### Records supplied
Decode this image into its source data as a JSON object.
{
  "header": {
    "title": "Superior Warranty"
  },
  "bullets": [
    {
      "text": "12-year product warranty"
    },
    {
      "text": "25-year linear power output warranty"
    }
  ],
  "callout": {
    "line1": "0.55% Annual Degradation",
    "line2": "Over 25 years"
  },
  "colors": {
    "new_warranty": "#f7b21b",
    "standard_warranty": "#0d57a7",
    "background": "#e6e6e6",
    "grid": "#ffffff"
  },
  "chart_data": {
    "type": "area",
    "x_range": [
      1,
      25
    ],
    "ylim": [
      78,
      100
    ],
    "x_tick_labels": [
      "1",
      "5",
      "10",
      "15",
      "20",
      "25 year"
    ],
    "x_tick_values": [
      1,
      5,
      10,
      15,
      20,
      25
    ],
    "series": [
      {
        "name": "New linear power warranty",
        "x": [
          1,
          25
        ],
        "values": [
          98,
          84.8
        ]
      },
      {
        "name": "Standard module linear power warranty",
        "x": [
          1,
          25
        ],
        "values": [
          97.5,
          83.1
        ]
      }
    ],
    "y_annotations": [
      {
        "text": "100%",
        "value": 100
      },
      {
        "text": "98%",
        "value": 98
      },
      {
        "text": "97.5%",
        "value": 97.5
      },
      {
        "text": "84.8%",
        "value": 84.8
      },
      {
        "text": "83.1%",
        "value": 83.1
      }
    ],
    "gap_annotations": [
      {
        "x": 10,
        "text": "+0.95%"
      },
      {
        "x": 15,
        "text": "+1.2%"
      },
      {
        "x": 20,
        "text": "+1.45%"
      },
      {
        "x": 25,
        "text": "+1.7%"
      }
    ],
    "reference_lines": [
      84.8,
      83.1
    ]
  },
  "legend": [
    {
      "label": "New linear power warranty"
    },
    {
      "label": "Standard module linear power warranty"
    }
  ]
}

### Set task
Write out the entire listing exactly.

### Result below
Decode this image into its source data as a JSON object.
{
  "header": {
    "title": "Superior Warranty"
  },
  "bullets": [
    {
      "text": "12-year product warranty"
    },
    {
      "text": "25-year linear power output warranty"
    }
  ],
  "callout": {
    "line1": "0.55% Annual Degradation",
    "line2": "Over 25 years"
  },
  "colors": {
    "new_warranty": "#f7b21b",
    "standard_warranty": "#0d57a7",
    "background": "#e6e6e6",
    "grid": "#ffffff"
  },
  "chart_data": {
    "type": "area",
    "x_range": [
      1,
      25
    ],
    "ylim": [
      78,
      100
    ],
    "x_tick_labels": [
      "1",
      "5",
      "10",
      "15",
      "20",
      "25 year"
    ],
    "x_tick_values": [
      1,
      5,
      10,
      15,
      20,
      25
    ],
    "series": [
      {
        "name": "New linear power warranty",
        "x": [
          1,
          25
        ],
        "values": [
          98,
          84.8
        ]
      },
      {
        "name": "Standard module linear power warranty",
        "x": [
          1,
          25
        ],
        "values": [
          97.5,
          83.1
        ]
      }
    ],
    "y_annotations": [
      {
        "text": "100%",
        "value": 100
      },
      {
        "text": "98%",
        "value": 98
      },
      {
        "text": "97.5%",
        "value": 97.5
      },
      {
        "text": "84.8%",
        "value": 84.8
      },
      {
        "text": "83.1%",
        "value": 83.1
      }
    ],
    "gap_annotations": [
      {
        "x": 10,
        "text": "+0.95%"
      },
      {
        "x": 15,
        "text": "+1.2%"
      },
      {
        "x": 20,
        "text": "+1.45%"
      },
      {
        "x": 25,
        "text": "+1.7%"
      }
    ],
    "reference_lines": [
      84.8,
      83.1
    ]
  },
  "legend": [
    {
      "label": "New linear power warranty"
    },
    {
      "label": "Standard module linear power warranty"
    }
  ]
}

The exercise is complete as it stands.